--- Start ---

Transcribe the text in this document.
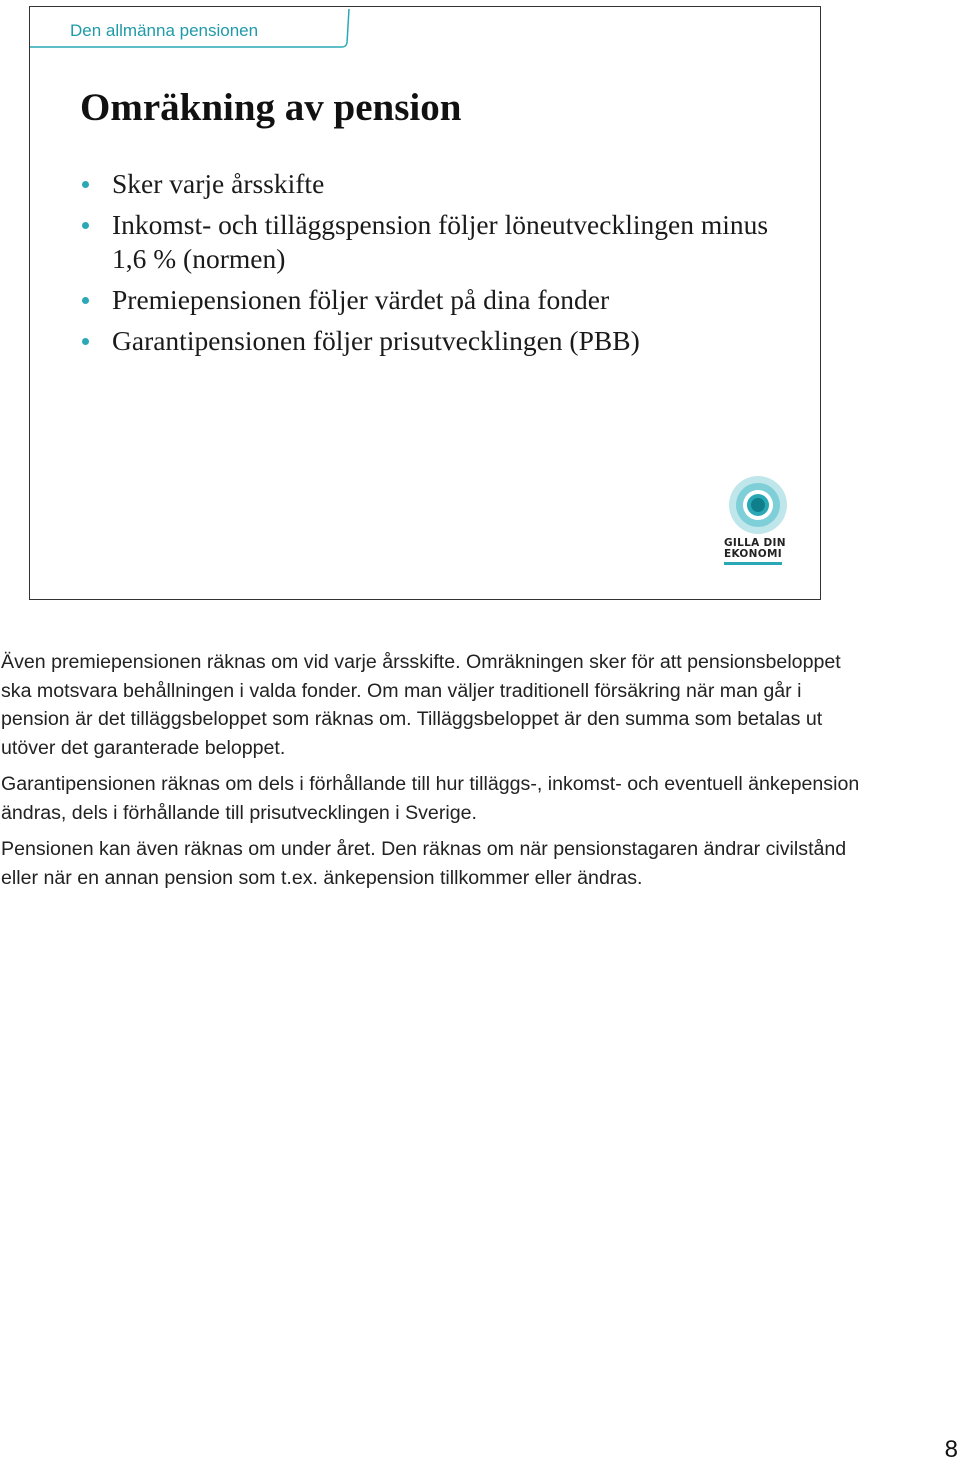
Den allmänna pensionen
Omräkning av pension
Sker varje årsskifte
Inkomst- och tilläggspension följer löneutvecklingen minus 1,6 % (normen)
Premiepensionen följer värdet på dina fonder
Garantipensionen följer prisutvecklingen (PBB)
GILLA DIN
EKONOMI

Även premiepensionen räknas om vid varje årsskifte. Omräkningen sker för att pensionsbeloppet ska motsvara behållningen i valda fonder. Om man väljer traditionell försäkring när man går i pension är det tilläggsbeloppet som räknas om. Tilläggsbeloppet är den summa som betalas ut utöver det garanterade beloppet.

Garantipensionen räknas om dels i förhållande till hur tilläggs-, inkomst- och eventuell änkepension ändras, dels i förhållande till prisutvecklingen i Sverige.

Pensionen kan även räknas om under året. Den räknas om när pensionstagaren ändrar civilstånd eller när en annan pension som t.ex. änkepension tillkommer eller ändras.

8
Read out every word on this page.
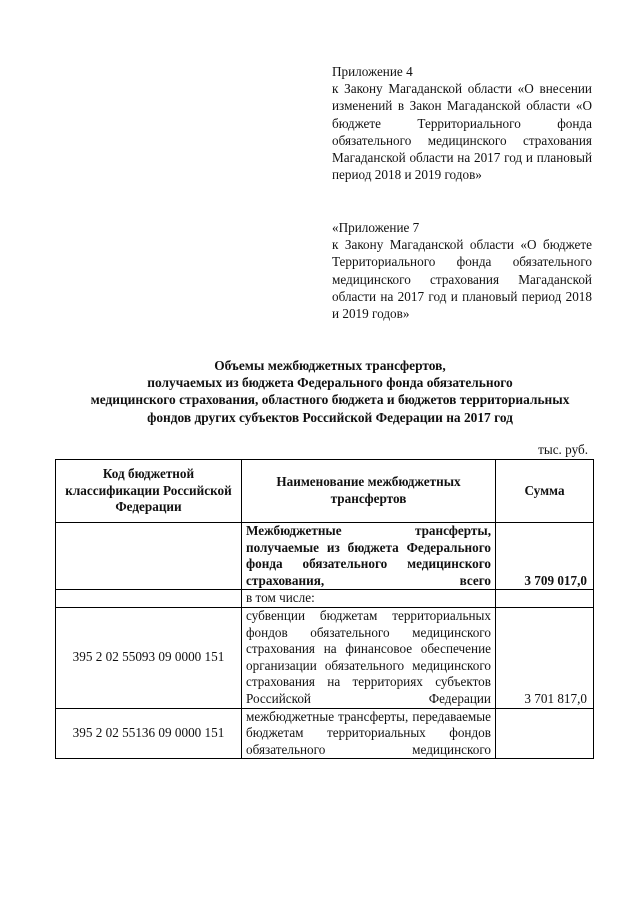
Приложение 4

к Закону Магаданской области «О внесении изменений в Закон Магаданской области «О бюджете Территориального фонда обязательного медицинского страхования Магаданской области на 2017 год и плановый период 2018 и 2019 годов»

«Приложение 7

к Закону Магаданской области «О бюджете Территориального фонда обязательного медицинского страхования Магаданской области на 2017 год и плановый период 2018 и 2019 годов»

Объемы межбюджетных трансфертов,
получаемых из бюджета Федерального фонда обязательного
медицинского страхования, областного бюджета и бюджетов территориальных
фондов других субъектов Российской Федерации на 2017 год
тыс. руб.
Код бюджетной классификации Российской Федерации	Наименование межбюджетных трансфертов	Сумма
	Межбюджетные трансферты, получаемые из бюджета Федерального фонда обязательного медицинского страхования, всего	3 709 017,0
	в том числе:	
395 2 02 55093 09 0000 151	субвенции бюджетам территориальных фондов обязательного медицинского страхования на финансовое обеспечение организации обязательного медицинского страхования на территориях субъектов Российской Федерации	3 701 817,0
395 2 02 55136 09 0000 151	межбюджетные трансферты, передаваемые бюджетам территориальных фондов обязательного медицинского	
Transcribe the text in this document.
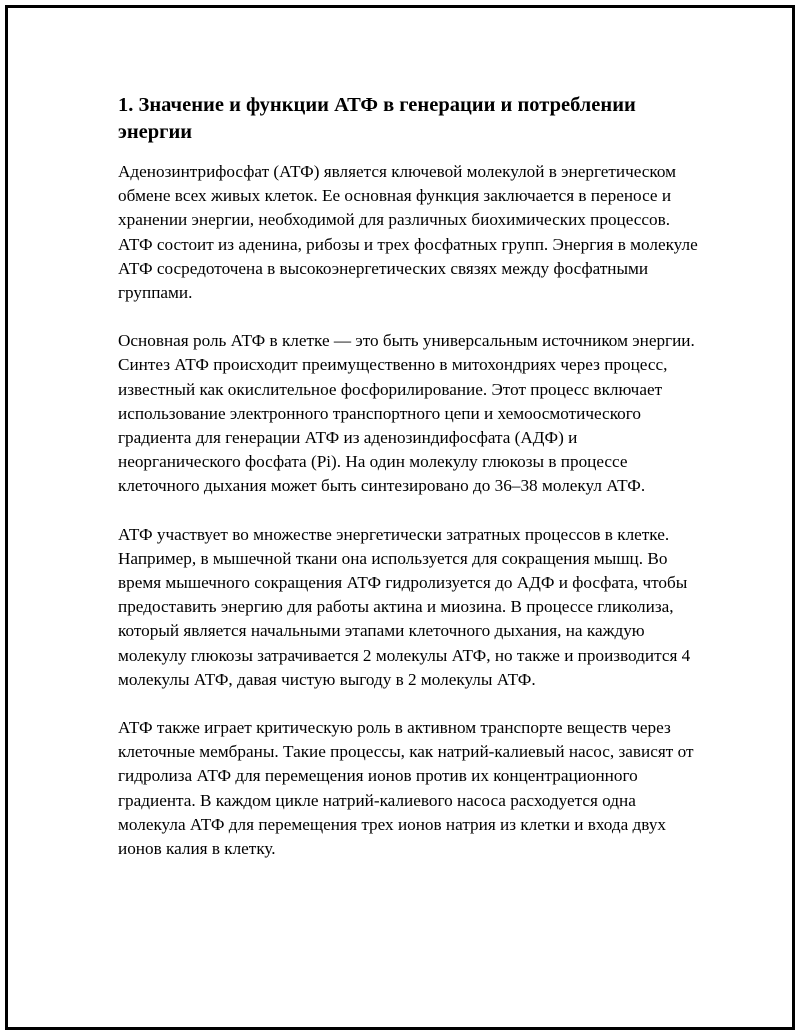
1. Значение и функции АТФ в генерации и потреблении энергии

Аденозинтрифосфат (АТФ) является ключевой молекулой в энергетическом обмене всех живых клеток. Ее основная функция заключается в переносе и хранении энергии, необходимой для различных биохимических процессов. АТФ состоит из аденина, рибозы и трех фосфатных групп. Энергия в молекуле АТФ сосредоточена в высокоэнергетических связях между фосфатными группами.

Основная роль АТФ в клетке — это быть универсальным источником энергии. Синтез АТФ происходит преимущественно в митохондриях через процесс, известный как окислительное фосфорилирование. Этот процесс включает использование электронного транспортного цепи и хемоосмотического градиента для генерации АТФ из аденозиндифосфата (АДФ) и неорганического фосфата (Pi). На один молекулу глюкозы в процессе клеточного дыхания может быть синтезировано до 36–38 молекул АТФ.

АТФ участвует во множестве энергетически затратных процессов в клетке. Например, в мышечной ткани она используется для сокращения мышц. Во время мышечного сокращения АТФ гидролизуется до АДФ и фосфата, чтобы предоставить энергию для работы актина и миозина. В процессе гликолиза, который является начальными этапами клеточного дыхания, на каждую молекулу глюкозы затрачивается 2 молекулы АТФ, но также и производится 4 молекулы АТФ, давая чистую выгоду в 2 молекулы АТФ.

АТФ также играет критическую роль в активном транспорте веществ через клеточные мембраны. Такие процессы, как натрий-калиевый насос, зависят от гидролиза АТФ для перемещения ионов против их концентрационного градиента. В каждом цикле натрий-калиевого насоса расходуется одна молекула АТФ для перемещения трех ионов натрия из клетки и входа двух ионов калия в клетку.
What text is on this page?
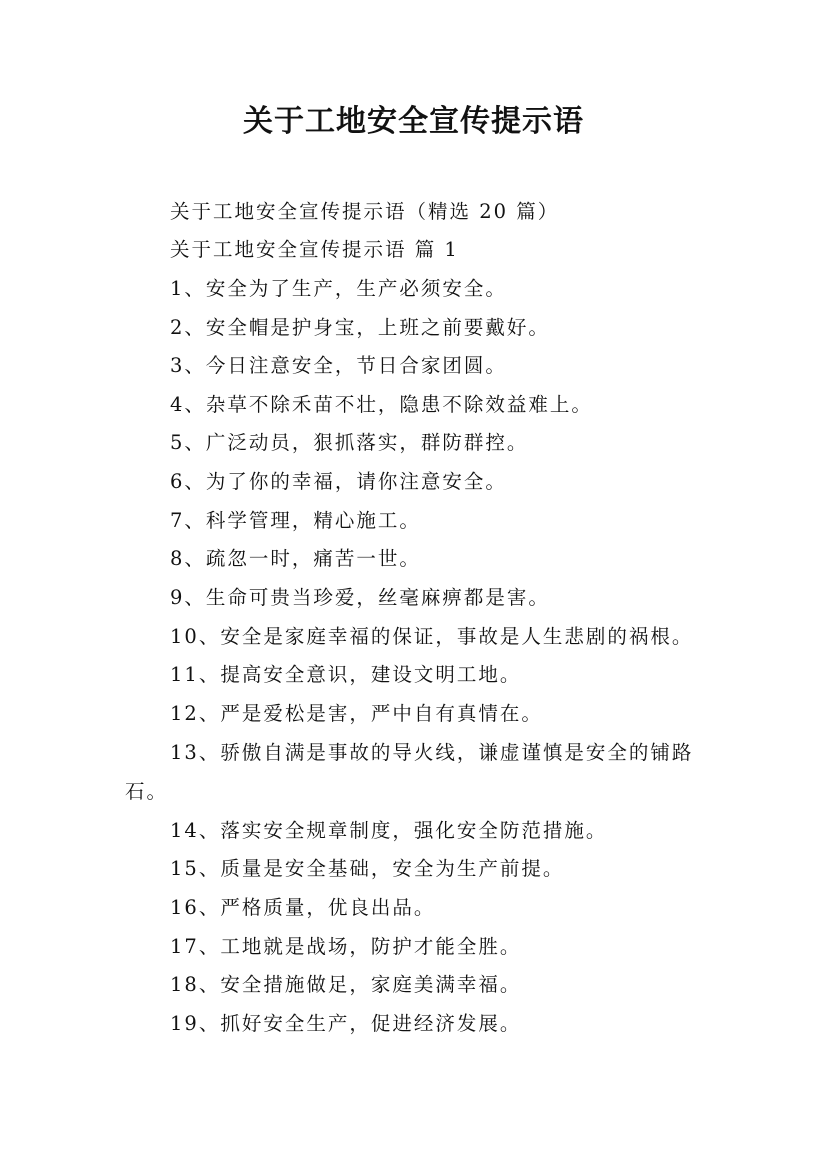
关于工地安全宣传提示语
关于工地安全宣传提示语（精选 20 篇）
关于工地安全宣传提示语 篇 1
1、安全为了生产，生产必须安全。
2、安全帽是护身宝，上班之前要戴好。
3、今日注意安全，节日合家团圆。
4、杂草不除禾苗不壮，隐患不除效益难上。
5、广泛动员，狠抓落实，群防群控。
6、为了你的幸福，请你注意安全。
7、科学管理，精心施工。
8、疏忽一时，痛苦一世。
9、生命可贵当珍爱，丝毫麻痹都是害。
10、安全是家庭幸福的保证，事故是人生悲剧的祸根。
11、提高安全意识，建设文明工地。
12、严是爱松是害，严中自有真情在。
13、骄傲自满是事故的导火线，谦虚谨慎是安全的铺路
石。
14、落实安全规章制度，强化安全防范措施。
15、质量是安全基础，安全为生产前提。
16、严格质量，优良出品。
17、工地就是战场，防护才能全胜。
18、安全措施做足，家庭美满幸福。
19、抓好安全生产，促进经济发展。
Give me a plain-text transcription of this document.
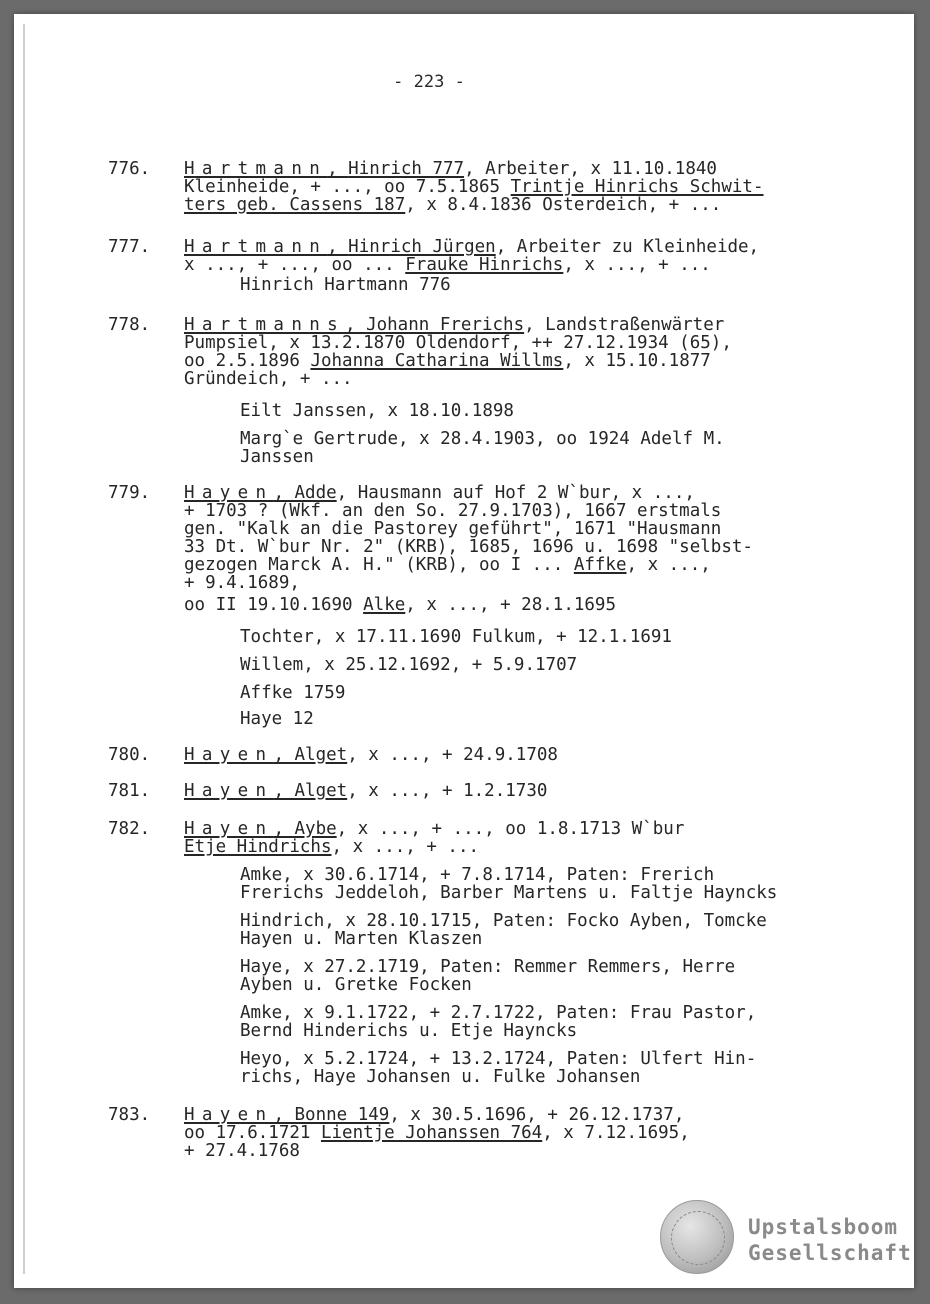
- 223 -
776. Hartmann, Hinrich 777, Arbeiter, x 11.10.1840
Kleinheide, + ..., oo 7.5.1865 Trintje Hinrichs Schwit-
ters geb. Cassens 187, x 8.4.1836 Osterdeich, + ...
777. Hartmann, Hinrich Jürgen, Arbeiter zu Kleinheide,
x ..., + ..., oo ... Frauke Hinrichs, x ..., + ...
Hinrich Hartmann 776
778. Hartmanns, Johann Frerichs, Landstraßenwärter
Pumpsiel, x 13.2.1870 Oldendorf, ++ 27.12.1934 (65),
oo 2.5.1896 Johanna Catharina Willms, x 15.10.1877
Gründeich, + ...
Eilt Janssen, x 18.10.1898
Marg`e Gertrude, x 28.4.1903, oo 1924 Adelf M.
Janssen
779. Hayen, Adde, Hausmann auf Hof 2 W`bur, x ...,
+ 1703 ? (Wkf. an den So. 27.9.1703), 1667 erstmals
gen. "Kalk an die Pastorey geführt", 1671 "Hausmann
33 Dt. W`bur Nr. 2" (KRB), 1685, 1696 u. 1698 "selbst-
gezogen Marck A. H." (KRB), oo I ... Affke, x ...,
+ 9.4.1689,
oo II 19.10.1690 Alke, x ..., + 28.1.1695
Tochter, x 17.11.1690 Fulkum, + 12.1.1691
Willem, x 25.12.1692, + 5.9.1707
Affke 1759
Haye 12
780. Hayen, Alget, x ..., + 24.9.1708
781. Hayen, Alget, x ..., + 1.2.1730
782. Hayen, Aybe, x ..., + ..., oo 1.8.1713 W`bur
Etje Hindrichs, x ..., + ...
Amke, x 30.6.1714, + 7.8.1714, Paten: Frerich
Frerichs Jeddeloh, Barber Martens u. Faltje Hayncks
Hindrich, x 28.10.1715, Paten: Focko Ayben, Tomcke
Hayen u. Marten Klaszen
Haye, x 27.2.1719, Paten: Remmer Remmers, Herre
Ayben u. Gretke Focken
Amke, x 9.1.1722, + 2.7.1722, Paten: Frau Pastor,
Bernd Hinderichs u. Etje Hayncks
Heyo, x 5.2.1724, + 13.2.1724, Paten: Ulfert Hin-
richs, Haye Johansen u. Fulke Johansen
783. Hayen, Bonne 149, x 30.5.1696, + 26.12.1737,
oo 17.6.1721 Lientje Johanssen 764, x 7.12.1695,
+ 27.4.1768
Upstalsboom
Gesellschaft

--- End ---

Pull out all lines from the listing that contain the string "фондов".

WRITTEN SOLUTION:
фондов других субъектов Российской Федерации на 2017 год
395 2 02 55093 09 0000 151	субвенции бюджетам территориальных фондов обязательного медицинского страхования на финансовое обеспечение организации обязательного медицинского страхования на территориях субъектов Российской Федерации	3 701 817,0
395 2 02 55136 09 0000 151	межбюджетные трансферты, передаваемые бюджетам территориальных фондов обязательного медицинского	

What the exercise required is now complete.